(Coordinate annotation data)
■ ■ ■ ■ ■

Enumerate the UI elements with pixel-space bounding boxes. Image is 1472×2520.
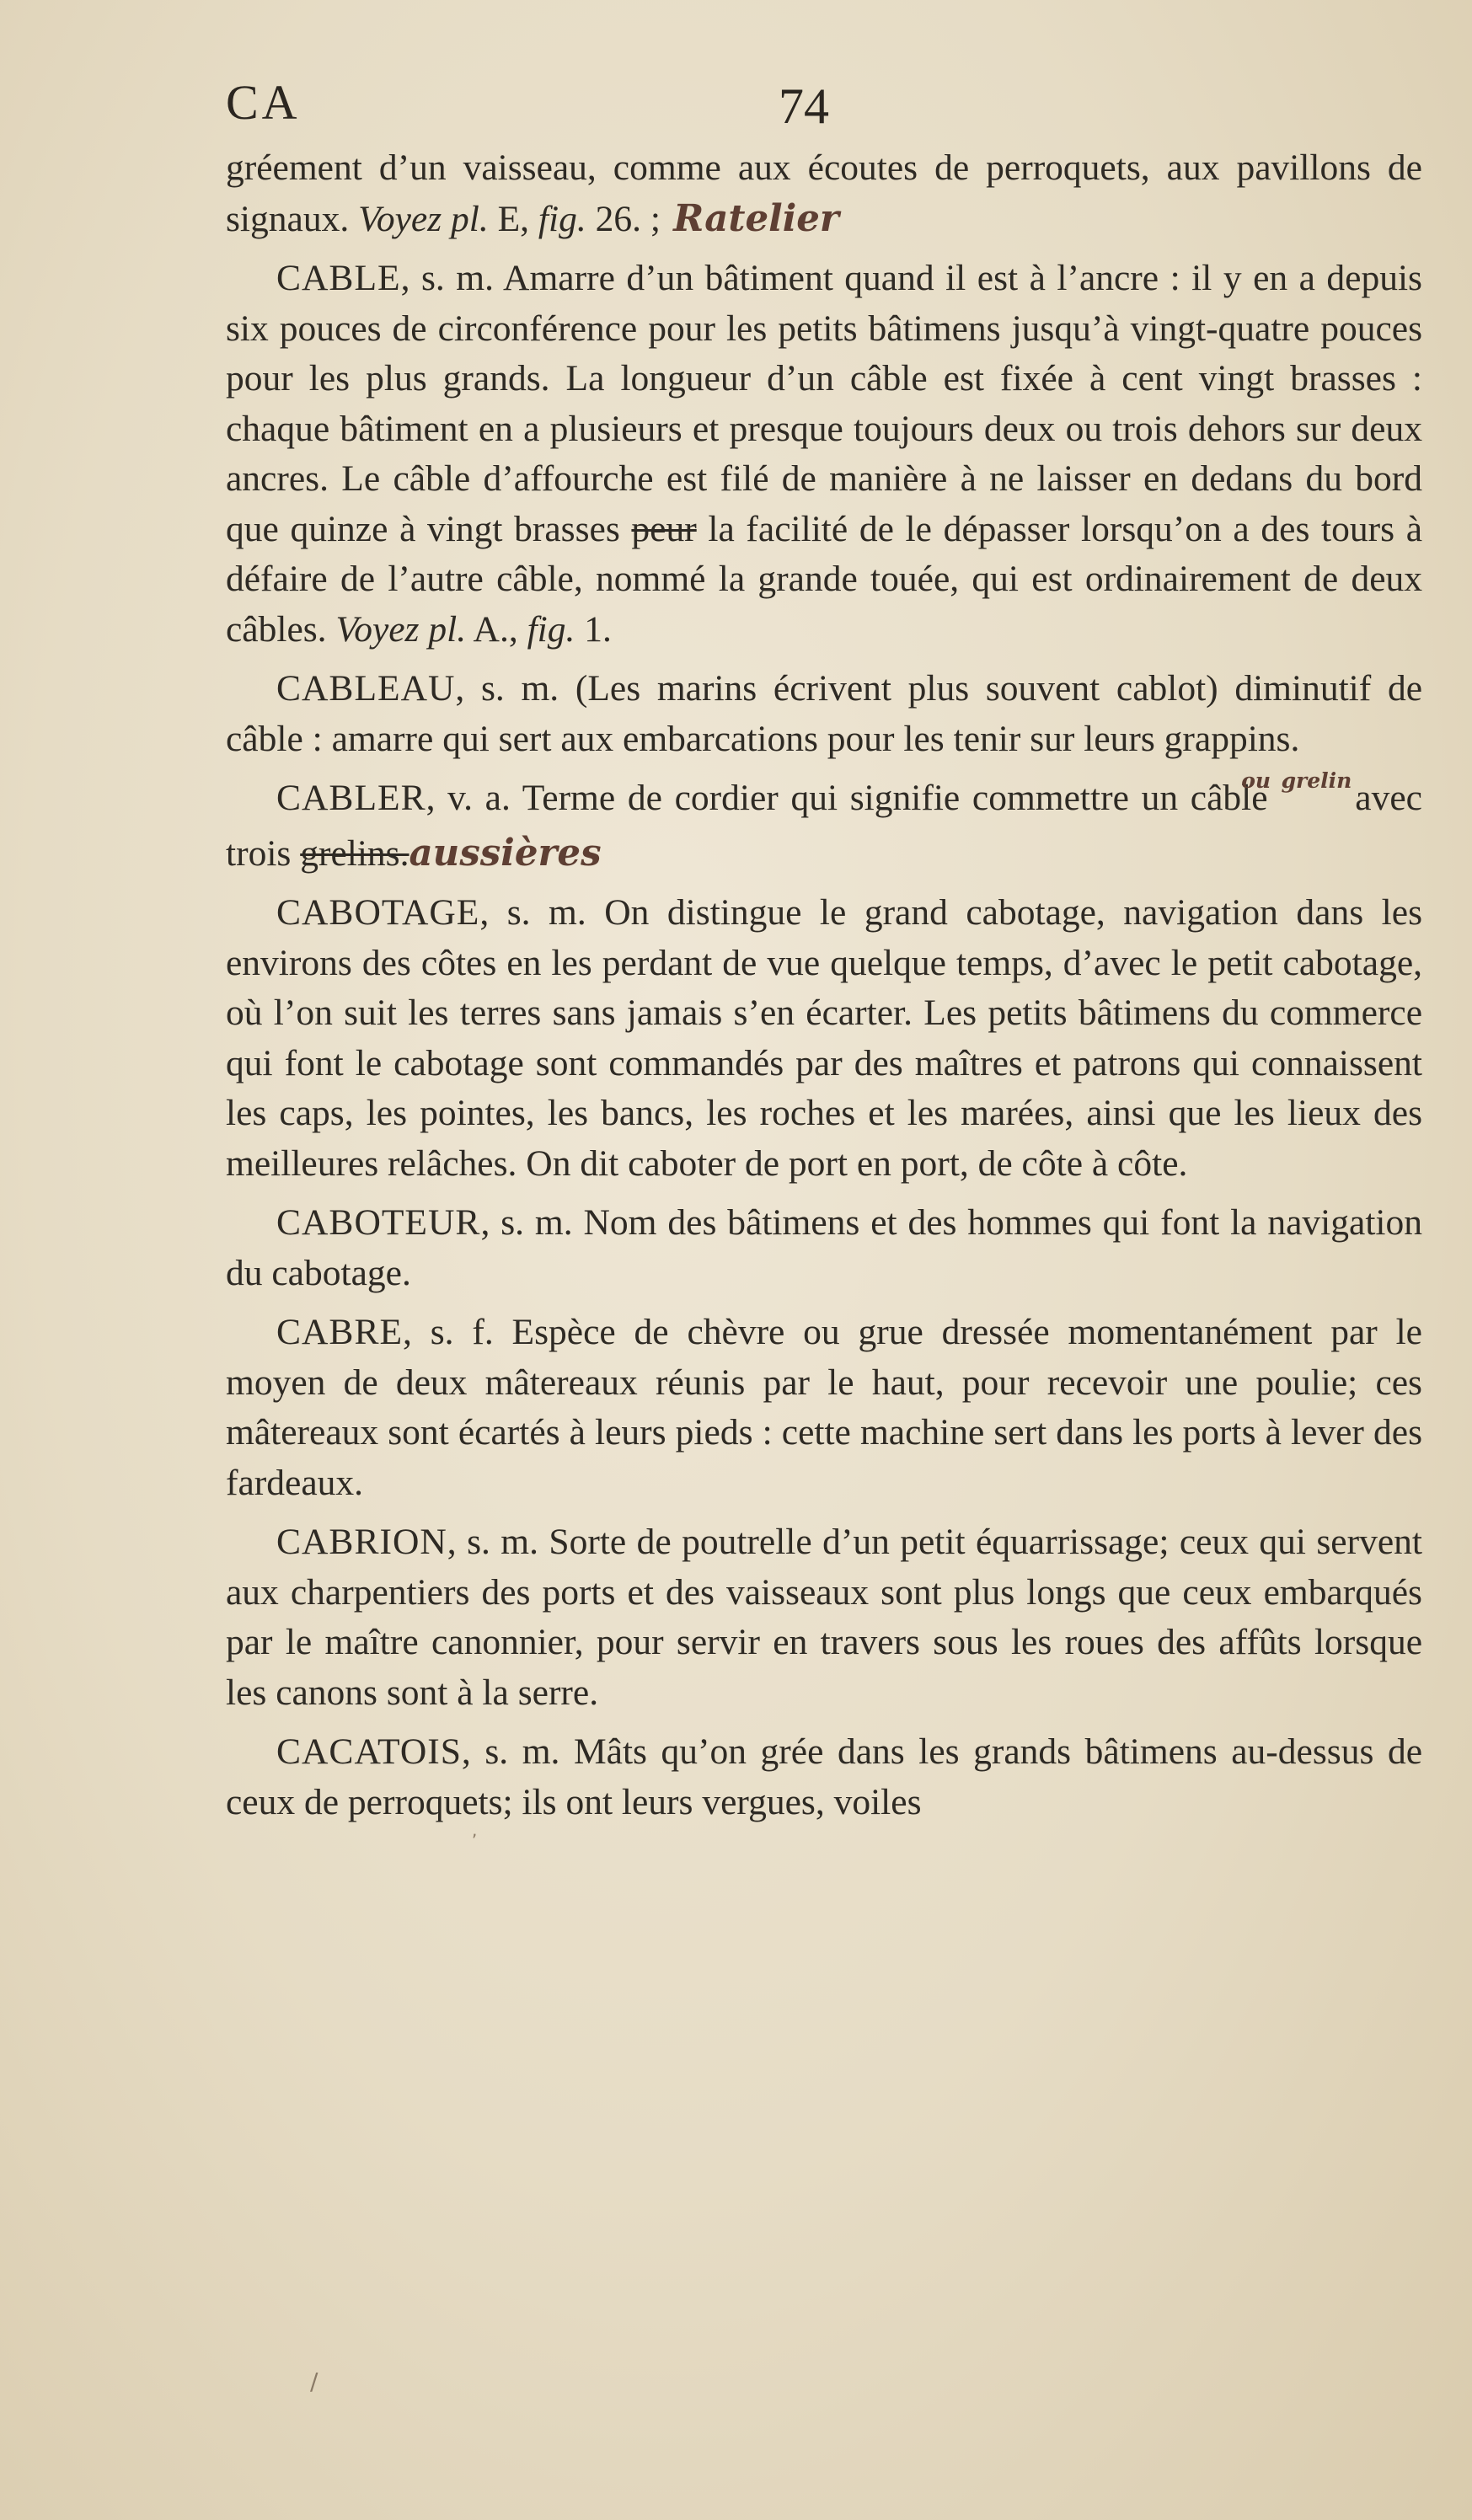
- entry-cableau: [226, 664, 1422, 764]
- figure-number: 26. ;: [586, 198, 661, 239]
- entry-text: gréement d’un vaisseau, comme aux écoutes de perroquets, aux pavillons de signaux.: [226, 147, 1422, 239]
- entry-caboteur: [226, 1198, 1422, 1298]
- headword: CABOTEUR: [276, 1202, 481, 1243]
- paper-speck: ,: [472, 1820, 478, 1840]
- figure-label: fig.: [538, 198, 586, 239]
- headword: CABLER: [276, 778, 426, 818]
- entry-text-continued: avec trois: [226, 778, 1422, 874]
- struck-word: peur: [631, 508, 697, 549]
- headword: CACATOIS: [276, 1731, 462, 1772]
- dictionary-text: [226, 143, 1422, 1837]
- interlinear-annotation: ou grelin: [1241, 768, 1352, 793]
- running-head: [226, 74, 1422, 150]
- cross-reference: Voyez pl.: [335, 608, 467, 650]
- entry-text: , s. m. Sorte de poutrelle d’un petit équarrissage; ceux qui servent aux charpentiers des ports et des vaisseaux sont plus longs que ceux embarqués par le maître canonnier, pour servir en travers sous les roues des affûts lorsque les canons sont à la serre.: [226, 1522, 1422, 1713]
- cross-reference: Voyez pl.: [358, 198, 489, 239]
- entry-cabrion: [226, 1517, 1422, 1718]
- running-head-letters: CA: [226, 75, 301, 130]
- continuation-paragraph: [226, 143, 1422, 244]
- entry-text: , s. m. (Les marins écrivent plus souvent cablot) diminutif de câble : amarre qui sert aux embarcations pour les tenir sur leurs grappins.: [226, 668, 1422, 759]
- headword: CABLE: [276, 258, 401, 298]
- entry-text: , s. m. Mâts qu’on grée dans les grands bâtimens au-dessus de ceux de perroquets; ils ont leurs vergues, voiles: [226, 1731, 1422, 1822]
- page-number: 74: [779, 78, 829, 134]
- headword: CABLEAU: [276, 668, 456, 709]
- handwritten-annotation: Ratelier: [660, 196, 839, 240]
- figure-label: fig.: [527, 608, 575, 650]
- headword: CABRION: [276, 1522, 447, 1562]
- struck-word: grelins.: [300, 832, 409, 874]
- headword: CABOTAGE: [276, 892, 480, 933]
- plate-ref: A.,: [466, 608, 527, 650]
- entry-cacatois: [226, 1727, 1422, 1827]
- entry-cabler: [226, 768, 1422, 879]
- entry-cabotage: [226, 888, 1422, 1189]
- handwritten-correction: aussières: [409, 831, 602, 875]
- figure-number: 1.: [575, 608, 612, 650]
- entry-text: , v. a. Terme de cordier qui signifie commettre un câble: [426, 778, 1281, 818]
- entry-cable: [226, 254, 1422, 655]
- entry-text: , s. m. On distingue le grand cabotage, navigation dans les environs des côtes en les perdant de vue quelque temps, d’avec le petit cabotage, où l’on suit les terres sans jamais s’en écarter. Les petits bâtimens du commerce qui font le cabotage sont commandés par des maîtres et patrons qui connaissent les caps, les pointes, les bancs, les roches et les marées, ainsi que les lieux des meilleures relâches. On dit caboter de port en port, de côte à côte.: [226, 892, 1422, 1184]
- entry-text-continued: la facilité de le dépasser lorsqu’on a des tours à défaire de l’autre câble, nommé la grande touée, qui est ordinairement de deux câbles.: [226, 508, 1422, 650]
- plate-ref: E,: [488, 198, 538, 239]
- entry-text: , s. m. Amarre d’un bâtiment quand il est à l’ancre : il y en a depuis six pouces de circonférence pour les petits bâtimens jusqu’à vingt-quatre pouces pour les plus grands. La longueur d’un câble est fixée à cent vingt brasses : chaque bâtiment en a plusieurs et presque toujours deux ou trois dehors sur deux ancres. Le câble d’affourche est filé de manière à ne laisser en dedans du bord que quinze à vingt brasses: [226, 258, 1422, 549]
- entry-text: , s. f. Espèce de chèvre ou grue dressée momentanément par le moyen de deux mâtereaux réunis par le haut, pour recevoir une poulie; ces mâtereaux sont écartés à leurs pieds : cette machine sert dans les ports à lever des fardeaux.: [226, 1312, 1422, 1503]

■ ■ ■ ■ ■

### Short task
Retype all of the data above line for line, without any changes. Leave the pictures out of your answer.

### Written answer
Enumerate the UI elements with pixel-space bounding boxes. Image is 1472×2520.
- entry-cableau: [226, 664, 1422, 764]
- figure-number: 26. ;: [586, 198, 661, 239]
- entry-text: gréement d’un vaisseau, comme aux écoutes de perroquets, aux pavillons de signaux.: [226, 147, 1422, 239]
- entry-caboteur: [226, 1198, 1422, 1298]
- headword: CABOTEUR: [276, 1202, 481, 1243]
- paper-speck: ,: [472, 1820, 478, 1840]
- figure-label: fig.: [538, 198, 586, 239]
- headword: CABLER: [276, 778, 426, 818]
- entry-text-continued: avec trois: [226, 778, 1422, 874]
- struck-word: peur: [631, 508, 697, 549]
- headword: CACATOIS: [276, 1731, 462, 1772]
- dictionary-text: [226, 143, 1422, 1837]
- interlinear-annotation: ou grelin: [1241, 768, 1352, 793]
- running-head: [226, 74, 1422, 150]
- cross-reference: Voyez pl.: [335, 608, 467, 650]
- entry-text: , s. m. Sorte de poutrelle d’un petit équarrissage; ceux qui servent aux charpentiers des ports et des vaisseaux sont plus longs que ceux embarqués par le maître canonnier, pour servir en travers sous les roues des affûts lorsque les canons sont à la serre.: [226, 1522, 1422, 1713]
- cross-reference: Voyez pl.: [358, 198, 489, 239]
- entry-cabrion: [226, 1517, 1422, 1718]
- running-head-letters: CA: [226, 75, 301, 130]
- continuation-paragraph: [226, 143, 1422, 244]
- entry-text: , s. m. (Les marins écrivent plus souvent cablot) diminutif de câble : amarre qui sert aux embarcations pour les tenir sur leurs grappins.: [226, 668, 1422, 759]
- headword: CABLE: [276, 258, 401, 298]
- entry-text: , s. m. Mâts qu’on grée dans les grands bâtimens au-dessus de ceux de perroquets; ils ont leurs vergues, voiles: [226, 1731, 1422, 1822]
- page-number: 74: [779, 78, 829, 134]
- headword: CABLEAU: [276, 668, 456, 709]
- handwritten-annotation: Ratelier: [660, 196, 839, 240]
- figure-label: fig.: [527, 608, 575, 650]
- headword: CABRION: [276, 1522, 447, 1562]
- struck-word: grelins.: [300, 832, 409, 874]
- headword: CABOTAGE: [276, 892, 480, 933]
- plate-ref: A.,: [466, 608, 527, 650]
- entry-cacatois: [226, 1727, 1422, 1827]
- entry-cabler: [226, 768, 1422, 879]
- entry-cabotage: [226, 888, 1422, 1189]
- handwritten-correction: aussières: [409, 831, 602, 875]
- figure-number: 1.: [575, 608, 612, 650]
- entry-text: , v. a. Terme de cordier qui signifie commettre un câble: [426, 778, 1281, 818]
- entry-cable: [226, 254, 1422, 655]
- entry-text: , s. m. On distingue le grand cabotage, navigation dans les environs des côtes en les perdant de vue quelque temps, d’avec le petit cabotage, où l’on suit les terres sans jamais s’en écarter. Les petits bâtimens du commerce qui font le cabotage sont commandés par des maîtres et patrons qui connaissent les caps, les pointes, les bancs, les roches et les marées, ainsi que les lieux des meilleures relâches. On dit caboter de port en port, de côte à côte.: [226, 892, 1422, 1184]
- entry-text-continued: la facilité de le dépasser lorsqu’on a des tours à défaire de l’autre câble, nommé la grande touée, qui est ordinairement de deux câbles.: [226, 508, 1422, 650]
- plate-ref: E,: [488, 198, 538, 239]
- entry-text: , s. m. Amarre d’un bâtiment quand il est à l’ancre : il y en a depuis six pouces de circonférence pour les petits bâtimens jusqu’à vingt-quatre pouces pour les plus grands. La longueur d’un câble est fixée à cent vingt brasses : chaque bâtiment en a plusieurs et presque toujours deux ou trois dehors sur deux ancres. Le câble d’affourche est filé de manière à ne laisser en dedans du bord que quinze à vingt brasses: [226, 258, 1422, 549]
- entry-text: , s. f. Espèce de chèvre ou grue dressée momentanément par le moyen de deux mâtereaux réunis par le haut, pour recevoir une poulie; ces mâtereaux sont écartés à leurs pieds : cette machine sert dans les ports à lever des fardeaux.: [226, 1312, 1422, 1503]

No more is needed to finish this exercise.